# Given data start
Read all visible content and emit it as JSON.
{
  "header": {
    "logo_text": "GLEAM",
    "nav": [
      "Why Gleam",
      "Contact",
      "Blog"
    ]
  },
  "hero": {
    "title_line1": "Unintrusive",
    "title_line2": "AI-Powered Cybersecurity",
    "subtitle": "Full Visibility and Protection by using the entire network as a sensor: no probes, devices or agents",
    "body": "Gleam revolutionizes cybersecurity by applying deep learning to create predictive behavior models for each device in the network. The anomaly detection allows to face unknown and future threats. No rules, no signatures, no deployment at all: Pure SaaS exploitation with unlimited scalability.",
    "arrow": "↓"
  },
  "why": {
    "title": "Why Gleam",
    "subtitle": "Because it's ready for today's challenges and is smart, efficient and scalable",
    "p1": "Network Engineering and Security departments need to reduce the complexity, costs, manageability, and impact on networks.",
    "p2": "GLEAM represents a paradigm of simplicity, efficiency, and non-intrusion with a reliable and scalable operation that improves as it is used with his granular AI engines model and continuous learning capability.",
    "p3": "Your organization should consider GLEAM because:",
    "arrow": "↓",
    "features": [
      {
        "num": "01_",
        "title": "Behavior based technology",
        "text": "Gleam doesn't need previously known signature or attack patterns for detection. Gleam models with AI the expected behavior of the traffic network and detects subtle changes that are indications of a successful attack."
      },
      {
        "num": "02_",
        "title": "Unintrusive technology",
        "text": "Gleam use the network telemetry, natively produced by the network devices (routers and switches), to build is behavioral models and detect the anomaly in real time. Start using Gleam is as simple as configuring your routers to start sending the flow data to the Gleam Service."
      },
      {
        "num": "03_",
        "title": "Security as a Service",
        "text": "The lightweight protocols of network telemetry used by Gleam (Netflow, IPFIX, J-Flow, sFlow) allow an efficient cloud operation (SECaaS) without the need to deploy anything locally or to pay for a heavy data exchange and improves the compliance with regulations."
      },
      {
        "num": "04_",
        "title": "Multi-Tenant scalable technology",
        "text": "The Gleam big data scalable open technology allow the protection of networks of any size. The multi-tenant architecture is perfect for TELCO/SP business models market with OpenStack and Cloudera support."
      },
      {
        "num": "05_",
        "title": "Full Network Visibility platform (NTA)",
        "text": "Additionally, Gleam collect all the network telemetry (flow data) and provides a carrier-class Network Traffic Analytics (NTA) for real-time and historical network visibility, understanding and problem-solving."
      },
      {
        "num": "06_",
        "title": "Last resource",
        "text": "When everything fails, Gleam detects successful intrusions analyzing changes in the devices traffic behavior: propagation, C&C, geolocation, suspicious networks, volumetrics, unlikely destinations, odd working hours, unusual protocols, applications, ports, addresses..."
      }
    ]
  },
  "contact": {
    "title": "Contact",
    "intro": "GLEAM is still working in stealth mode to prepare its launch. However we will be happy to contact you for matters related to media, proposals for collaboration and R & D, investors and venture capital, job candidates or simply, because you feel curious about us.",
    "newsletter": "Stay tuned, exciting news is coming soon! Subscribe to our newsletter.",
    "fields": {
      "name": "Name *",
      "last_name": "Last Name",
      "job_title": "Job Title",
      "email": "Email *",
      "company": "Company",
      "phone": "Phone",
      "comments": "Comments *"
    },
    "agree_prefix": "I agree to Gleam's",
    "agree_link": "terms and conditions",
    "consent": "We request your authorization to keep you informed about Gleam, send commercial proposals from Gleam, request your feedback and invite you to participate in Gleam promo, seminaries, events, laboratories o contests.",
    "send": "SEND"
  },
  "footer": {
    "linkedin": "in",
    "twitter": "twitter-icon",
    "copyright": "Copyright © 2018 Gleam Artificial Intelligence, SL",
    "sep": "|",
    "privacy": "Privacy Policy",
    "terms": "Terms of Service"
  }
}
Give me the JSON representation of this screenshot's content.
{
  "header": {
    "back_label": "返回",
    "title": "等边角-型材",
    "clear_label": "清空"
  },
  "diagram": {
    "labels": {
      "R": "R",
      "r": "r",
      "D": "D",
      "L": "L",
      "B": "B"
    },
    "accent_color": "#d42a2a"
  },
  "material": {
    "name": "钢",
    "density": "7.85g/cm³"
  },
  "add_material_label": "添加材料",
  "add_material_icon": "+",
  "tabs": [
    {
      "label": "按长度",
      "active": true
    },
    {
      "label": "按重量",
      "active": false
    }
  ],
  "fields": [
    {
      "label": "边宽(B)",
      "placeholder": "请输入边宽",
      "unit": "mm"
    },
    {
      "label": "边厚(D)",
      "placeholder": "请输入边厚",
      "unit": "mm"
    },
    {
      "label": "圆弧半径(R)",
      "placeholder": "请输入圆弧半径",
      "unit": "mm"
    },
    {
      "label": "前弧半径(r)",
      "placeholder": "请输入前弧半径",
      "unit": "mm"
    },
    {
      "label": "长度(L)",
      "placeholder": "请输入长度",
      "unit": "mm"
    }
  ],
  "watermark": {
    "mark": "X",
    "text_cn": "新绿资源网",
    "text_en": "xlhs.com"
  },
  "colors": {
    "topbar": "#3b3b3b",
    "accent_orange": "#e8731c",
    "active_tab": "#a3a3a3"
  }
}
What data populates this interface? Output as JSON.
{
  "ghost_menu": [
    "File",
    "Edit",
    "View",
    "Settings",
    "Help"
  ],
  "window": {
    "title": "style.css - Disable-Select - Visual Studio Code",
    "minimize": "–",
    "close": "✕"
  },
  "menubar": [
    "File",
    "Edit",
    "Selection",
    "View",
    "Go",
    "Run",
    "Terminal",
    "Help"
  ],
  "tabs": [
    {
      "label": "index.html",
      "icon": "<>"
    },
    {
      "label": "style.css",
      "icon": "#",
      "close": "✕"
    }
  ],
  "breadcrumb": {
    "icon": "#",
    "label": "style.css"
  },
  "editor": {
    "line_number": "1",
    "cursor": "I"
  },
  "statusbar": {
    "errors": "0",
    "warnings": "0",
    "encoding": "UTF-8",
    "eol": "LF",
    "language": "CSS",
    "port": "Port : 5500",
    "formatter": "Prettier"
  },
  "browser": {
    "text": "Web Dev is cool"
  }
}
# Given data end
◆ **Your task**
All of the material above needs to be retyped word for word.

◆ **Task output**
Read all visible content and emit it as JSON.
{
  "header": {
    "logo_text": "GLEAM",
    "nav": [
      "Why Gleam",
      "Contact",
      "Blog"
    ]
  },
  "hero": {
    "title_line1": "Unintrusive",
    "title_line2": "AI-Powered Cybersecurity",
    "subtitle": "Full Visibility and Protection by using the entire network as a sensor: no probes, devices or agents",
    "body": "Gleam revolutionizes cybersecurity by applying deep learning to create predictive behavior models for each device in the network. The anomaly detection allows to face unknown and future threats. No rules, no signatures, no deployment at all: Pure SaaS exploitation with unlimited scalability.",
    "arrow": "↓"
  },
  "why": {
    "title": "Why Gleam",
    "subtitle": "Because it's ready for today's challenges and is smart, efficient and scalable",
    "p1": "Network Engineering and Security departments need to reduce the complexity, costs, manageability, and impact on networks.",
    "p2": "GLEAM represents a paradigm of simplicity, efficiency, and non-intrusion with a reliable and scalable operation that improves as it is used with his granular AI engines model and continuous learning capability.",
    "p3": "Your organization should consider GLEAM because:",
    "arrow": "↓",
    "features": [
      {
        "num": "01_",
        "title": "Behavior based technology",
        "text": "Gleam doesn't need previously known signature or attack patterns for detection. Gleam models with AI the expected behavior of the traffic network and detects subtle changes that are indications of a successful attack."
      },
      {
        "num": "02_",
        "title": "Unintrusive technology",
        "text": "Gleam use the network telemetry, natively produced by the network devices (routers and switches), to build is behavioral models and detect the anomaly in real time. Start using Gleam is as simple as configuring your routers to start sending the flow data to the Gleam Service."
      },
      {
        "num": "03_",
        "title": "Security as a Service",
        "text": "The lightweight protocols of network telemetry used by Gleam (Netflow, IPFIX, J-Flow, sFlow) allow an efficient cloud operation (SECaaS) without the need to deploy anything locally or to pay for a heavy data exchange and improves the compliance with regulations."
      },
      {
        "num": "04_",
        "title": "Multi-Tenant scalable technology",
        "text": "The Gleam big data scalable open technology allow the protection of networks of any size. The multi-tenant architecture is perfect for TELCO/SP business models market with OpenStack and Cloudera support."
      },
      {
        "num": "05_",
        "title": "Full Network Visibility platform (NTA)",
        "text": "Additionally, Gleam collect all the network telemetry (flow data) and provides a carrier-class Network Traffic Analytics (NTA) for real-time and historical network visibility, understanding and problem-solving."
      },
      {
        "num": "06_",
        "title": "Last resource",
        "text": "When everything fails, Gleam detects successful intrusions analyzing changes in the devices traffic behavior: propagation, C&C, geolocation, suspicious networks, volumetrics, unlikely destinations, odd working hours, unusual protocols, applications, ports, addresses..."
      }
    ]
  },
  "contact": {
    "title": "Contact",
    "intro": "GLEAM is still working in stealth mode to prepare its launch. However we will be happy to contact you for matters related to media, proposals for collaboration and R & D, investors and venture capital, job candidates or simply, because you feel curious about us.",
    "newsletter": "Stay tuned, exciting news is coming soon! Subscribe to our newsletter.",
    "fields": {
      "name": "Name *",
      "last_name": "Last Name",
      "job_title": "Job Title",
      "email": "Email *",
      "company": "Company",
      "phone": "Phone",
      "comments": "Comments *"
    },
    "agree_prefix": "I agree to Gleam's",
    "agree_link": "terms and conditions",
    "consent": "We request your authorization to keep you informed about Gleam, send commercial proposals from Gleam, request your feedback and invite you to participate in Gleam promo, seminaries, events, laboratories o contests.",
    "send": "SEND"
  },
  "footer": {
    "linkedin": "in",
    "twitter": "twitter-icon",
    "copyright": "Copyright © 2018 Gleam Artificial Intelligence, SL",
    "sep": "|",
    "privacy": "Privacy Policy",
    "terms": "Terms of Service"
  }
}
Give me the JSON representation of this screenshot's content.
{
  "header": {
    "back_label": "返回",
    "title": "等边角-型材",
    "clear_label": "清空"
  },
  "diagram": {
    "labels": {
      "R": "R",
      "r": "r",
      "D": "D",
      "L": "L",
      "B": "B"
    },
    "accent_color": "#d42a2a"
  },
  "material": {
    "name": "钢",
    "density": "7.85g/cm³"
  },
  "add_material_label": "添加材料",
  "add_material_icon": "+",
  "tabs": [
    {
      "label": "按长度",
      "active": true
    },
    {
      "label": "按重量",
      "active": false
    }
  ],
  "fields": [
    {
      "label": "边宽(B)",
      "placeholder": "请输入边宽",
      "unit": "mm"
    },
    {
      "label": "边厚(D)",
      "placeholder": "请输入边厚",
      "unit": "mm"
    },
    {
      "label": "圆弧半径(R)",
      "placeholder": "请输入圆弧半径",
      "unit": "mm"
    },
    {
      "label": "前弧半径(r)",
      "placeholder": "请输入前弧半径",
      "unit": "mm"
    },
    {
      "label": "长度(L)",
      "placeholder": "请输入长度",
      "unit": "mm"
    }
  ],
  "watermark": {
    "mark": "X",
    "text_cn": "新绿资源网",
    "text_en": "xlhs.com"
  },
  "colors": {
    "topbar": "#3b3b3b",
    "accent_orange": "#e8731c",
    "active_tab": "#a3a3a3"
  }
}
What data populates this interface? Output as JSON.
{
  "ghost_menu": [
    "File",
    "Edit",
    "View",
    "Settings",
    "Help"
  ],
  "window": {
    "title": "style.css - Disable-Select - Visual Studio Code",
    "minimize": "–",
    "close": "✕"
  },
  "menubar": [
    "File",
    "Edit",
    "Selection",
    "View",
    "Go",
    "Run",
    "Terminal",
    "Help"
  ],
  "tabs": [
    {
      "label": "index.html",
      "icon": "<>"
    },
    {
      "label": "style.css",
      "icon": "#",
      "close": "✕"
    }
  ],
  "breadcrumb": {
    "icon": "#",
    "label": "style.css"
  },
  "editor": {
    "line_number": "1",
    "cursor": "I"
  },
  "statusbar": {
    "errors": "0",
    "warnings": "0",
    "encoding": "UTF-8",
    "eol": "LF",
    "language": "CSS",
    "port": "Port : 5500",
    "formatter": "Prettier"
  },
  "browser": {
    "text": "Web Dev is cool"
  }
}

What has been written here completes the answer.